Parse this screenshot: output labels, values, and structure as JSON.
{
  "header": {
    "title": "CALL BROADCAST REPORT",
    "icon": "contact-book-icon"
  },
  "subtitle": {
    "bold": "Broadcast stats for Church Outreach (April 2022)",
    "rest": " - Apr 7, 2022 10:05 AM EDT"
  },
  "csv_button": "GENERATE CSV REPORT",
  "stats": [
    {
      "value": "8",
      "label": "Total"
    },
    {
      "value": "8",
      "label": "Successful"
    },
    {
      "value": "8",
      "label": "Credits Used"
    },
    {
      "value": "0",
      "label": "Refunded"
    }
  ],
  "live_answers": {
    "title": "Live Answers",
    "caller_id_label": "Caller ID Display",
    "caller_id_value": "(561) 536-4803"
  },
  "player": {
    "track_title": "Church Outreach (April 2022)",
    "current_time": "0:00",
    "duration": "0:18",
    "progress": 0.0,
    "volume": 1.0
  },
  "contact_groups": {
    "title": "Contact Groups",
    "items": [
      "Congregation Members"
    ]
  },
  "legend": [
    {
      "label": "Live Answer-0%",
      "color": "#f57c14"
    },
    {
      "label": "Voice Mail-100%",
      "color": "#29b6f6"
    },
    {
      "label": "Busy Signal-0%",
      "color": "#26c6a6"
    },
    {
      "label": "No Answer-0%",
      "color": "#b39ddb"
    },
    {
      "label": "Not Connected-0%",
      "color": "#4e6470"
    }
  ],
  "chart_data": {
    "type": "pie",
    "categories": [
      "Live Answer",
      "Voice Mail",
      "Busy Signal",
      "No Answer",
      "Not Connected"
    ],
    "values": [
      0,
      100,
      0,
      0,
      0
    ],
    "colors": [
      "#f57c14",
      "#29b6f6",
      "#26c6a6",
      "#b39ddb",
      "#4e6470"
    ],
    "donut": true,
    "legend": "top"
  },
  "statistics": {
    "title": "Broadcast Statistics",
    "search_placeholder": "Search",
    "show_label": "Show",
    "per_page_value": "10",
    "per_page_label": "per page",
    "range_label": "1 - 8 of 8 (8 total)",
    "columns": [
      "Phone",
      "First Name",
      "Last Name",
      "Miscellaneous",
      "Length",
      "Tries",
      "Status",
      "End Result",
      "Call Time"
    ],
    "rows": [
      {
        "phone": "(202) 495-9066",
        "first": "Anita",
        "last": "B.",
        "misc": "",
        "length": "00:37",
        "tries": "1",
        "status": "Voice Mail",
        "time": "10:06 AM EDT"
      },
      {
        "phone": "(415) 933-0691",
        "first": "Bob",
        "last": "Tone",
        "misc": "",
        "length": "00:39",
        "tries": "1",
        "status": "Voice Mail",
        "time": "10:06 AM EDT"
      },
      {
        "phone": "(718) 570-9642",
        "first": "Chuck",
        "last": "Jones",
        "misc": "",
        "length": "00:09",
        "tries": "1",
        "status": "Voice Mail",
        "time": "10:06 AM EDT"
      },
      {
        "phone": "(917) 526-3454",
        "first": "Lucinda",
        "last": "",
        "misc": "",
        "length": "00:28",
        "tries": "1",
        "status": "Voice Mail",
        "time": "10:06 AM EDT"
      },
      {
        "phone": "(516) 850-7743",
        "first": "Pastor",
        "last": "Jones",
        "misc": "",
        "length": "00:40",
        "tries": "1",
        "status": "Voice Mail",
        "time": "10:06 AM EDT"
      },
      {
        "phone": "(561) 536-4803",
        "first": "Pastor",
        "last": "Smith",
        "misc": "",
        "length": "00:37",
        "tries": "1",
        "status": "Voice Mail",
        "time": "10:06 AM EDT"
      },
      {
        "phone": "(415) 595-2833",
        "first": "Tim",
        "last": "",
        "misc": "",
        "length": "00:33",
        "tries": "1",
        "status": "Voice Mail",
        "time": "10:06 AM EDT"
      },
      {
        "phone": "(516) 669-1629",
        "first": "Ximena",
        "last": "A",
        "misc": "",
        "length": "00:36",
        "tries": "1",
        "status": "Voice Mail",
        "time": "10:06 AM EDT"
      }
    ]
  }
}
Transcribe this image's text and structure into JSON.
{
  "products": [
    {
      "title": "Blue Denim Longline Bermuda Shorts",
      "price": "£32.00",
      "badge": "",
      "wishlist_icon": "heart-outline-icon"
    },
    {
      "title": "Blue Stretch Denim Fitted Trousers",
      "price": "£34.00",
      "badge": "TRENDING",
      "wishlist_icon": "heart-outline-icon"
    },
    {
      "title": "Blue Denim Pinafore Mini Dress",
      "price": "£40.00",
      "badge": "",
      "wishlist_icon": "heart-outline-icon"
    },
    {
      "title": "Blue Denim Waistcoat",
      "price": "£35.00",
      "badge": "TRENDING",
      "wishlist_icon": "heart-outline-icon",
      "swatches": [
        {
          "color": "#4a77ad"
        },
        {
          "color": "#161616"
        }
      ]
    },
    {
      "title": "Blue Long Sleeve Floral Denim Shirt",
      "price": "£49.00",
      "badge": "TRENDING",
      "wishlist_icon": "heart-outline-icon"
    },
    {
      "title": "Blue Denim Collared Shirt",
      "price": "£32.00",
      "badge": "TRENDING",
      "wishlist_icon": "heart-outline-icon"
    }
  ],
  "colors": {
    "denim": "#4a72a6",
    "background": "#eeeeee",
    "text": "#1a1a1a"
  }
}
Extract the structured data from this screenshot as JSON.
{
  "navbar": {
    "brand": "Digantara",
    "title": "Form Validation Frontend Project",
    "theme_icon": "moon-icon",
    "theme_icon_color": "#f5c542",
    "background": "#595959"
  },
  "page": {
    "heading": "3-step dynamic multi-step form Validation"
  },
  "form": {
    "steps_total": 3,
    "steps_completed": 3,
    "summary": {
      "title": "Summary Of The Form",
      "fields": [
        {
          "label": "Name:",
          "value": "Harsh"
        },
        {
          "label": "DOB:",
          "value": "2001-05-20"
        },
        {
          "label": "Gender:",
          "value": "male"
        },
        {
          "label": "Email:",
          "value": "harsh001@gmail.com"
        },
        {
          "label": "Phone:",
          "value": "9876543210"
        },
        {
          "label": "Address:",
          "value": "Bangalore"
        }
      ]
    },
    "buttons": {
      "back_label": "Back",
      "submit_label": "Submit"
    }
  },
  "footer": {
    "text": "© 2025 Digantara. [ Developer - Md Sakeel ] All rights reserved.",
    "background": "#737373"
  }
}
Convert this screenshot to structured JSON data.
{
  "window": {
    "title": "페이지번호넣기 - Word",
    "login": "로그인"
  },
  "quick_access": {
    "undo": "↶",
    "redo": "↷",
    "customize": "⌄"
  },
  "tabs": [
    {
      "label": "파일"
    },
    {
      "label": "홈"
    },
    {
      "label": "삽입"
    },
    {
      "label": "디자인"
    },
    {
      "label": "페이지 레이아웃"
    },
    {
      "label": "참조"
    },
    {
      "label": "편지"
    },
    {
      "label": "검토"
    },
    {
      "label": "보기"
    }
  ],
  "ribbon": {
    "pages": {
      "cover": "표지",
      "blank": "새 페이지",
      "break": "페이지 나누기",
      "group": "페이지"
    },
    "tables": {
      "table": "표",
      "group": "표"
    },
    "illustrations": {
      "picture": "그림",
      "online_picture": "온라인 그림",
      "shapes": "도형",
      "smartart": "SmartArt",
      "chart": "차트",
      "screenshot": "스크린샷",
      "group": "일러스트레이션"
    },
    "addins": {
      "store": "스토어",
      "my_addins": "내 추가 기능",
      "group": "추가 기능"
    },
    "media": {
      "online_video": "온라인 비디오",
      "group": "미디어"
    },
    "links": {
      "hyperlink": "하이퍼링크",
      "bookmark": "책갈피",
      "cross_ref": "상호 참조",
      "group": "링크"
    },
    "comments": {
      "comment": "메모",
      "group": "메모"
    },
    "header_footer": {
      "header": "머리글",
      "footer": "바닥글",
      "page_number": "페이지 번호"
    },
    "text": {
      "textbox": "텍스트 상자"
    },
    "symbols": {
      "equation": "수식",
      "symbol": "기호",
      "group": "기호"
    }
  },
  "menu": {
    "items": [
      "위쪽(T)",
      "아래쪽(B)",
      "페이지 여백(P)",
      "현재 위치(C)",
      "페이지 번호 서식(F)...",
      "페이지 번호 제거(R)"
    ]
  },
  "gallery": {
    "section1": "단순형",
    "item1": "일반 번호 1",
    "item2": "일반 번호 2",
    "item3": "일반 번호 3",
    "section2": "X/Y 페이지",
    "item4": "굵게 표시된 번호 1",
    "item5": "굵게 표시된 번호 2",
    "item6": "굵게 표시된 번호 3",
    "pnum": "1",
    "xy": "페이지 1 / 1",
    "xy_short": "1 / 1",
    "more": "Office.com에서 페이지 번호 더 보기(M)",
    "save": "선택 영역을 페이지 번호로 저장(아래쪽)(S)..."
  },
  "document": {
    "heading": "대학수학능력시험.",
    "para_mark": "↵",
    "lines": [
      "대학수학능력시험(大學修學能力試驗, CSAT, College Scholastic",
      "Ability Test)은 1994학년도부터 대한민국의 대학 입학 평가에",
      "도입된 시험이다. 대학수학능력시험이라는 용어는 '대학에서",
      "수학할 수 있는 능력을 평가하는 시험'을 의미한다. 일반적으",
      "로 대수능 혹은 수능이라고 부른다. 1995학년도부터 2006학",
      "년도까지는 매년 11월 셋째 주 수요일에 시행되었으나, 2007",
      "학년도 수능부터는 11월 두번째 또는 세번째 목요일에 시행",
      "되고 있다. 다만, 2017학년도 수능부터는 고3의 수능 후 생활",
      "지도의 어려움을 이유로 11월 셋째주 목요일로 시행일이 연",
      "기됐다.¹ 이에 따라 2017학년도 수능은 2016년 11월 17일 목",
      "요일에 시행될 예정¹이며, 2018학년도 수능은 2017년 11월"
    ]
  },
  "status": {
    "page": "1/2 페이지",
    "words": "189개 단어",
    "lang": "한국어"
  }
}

################

* AIM *
Pull every line containing the word "screenshot" out of the entries above.

* EXERCISE ANSWER *
Parse this screenshot: output labels, values, and structure as JSON.
Extract the structured data from this screenshot as JSON.
Convert this screenshot to structured JSON data.
      "screenshot": "스크린샷",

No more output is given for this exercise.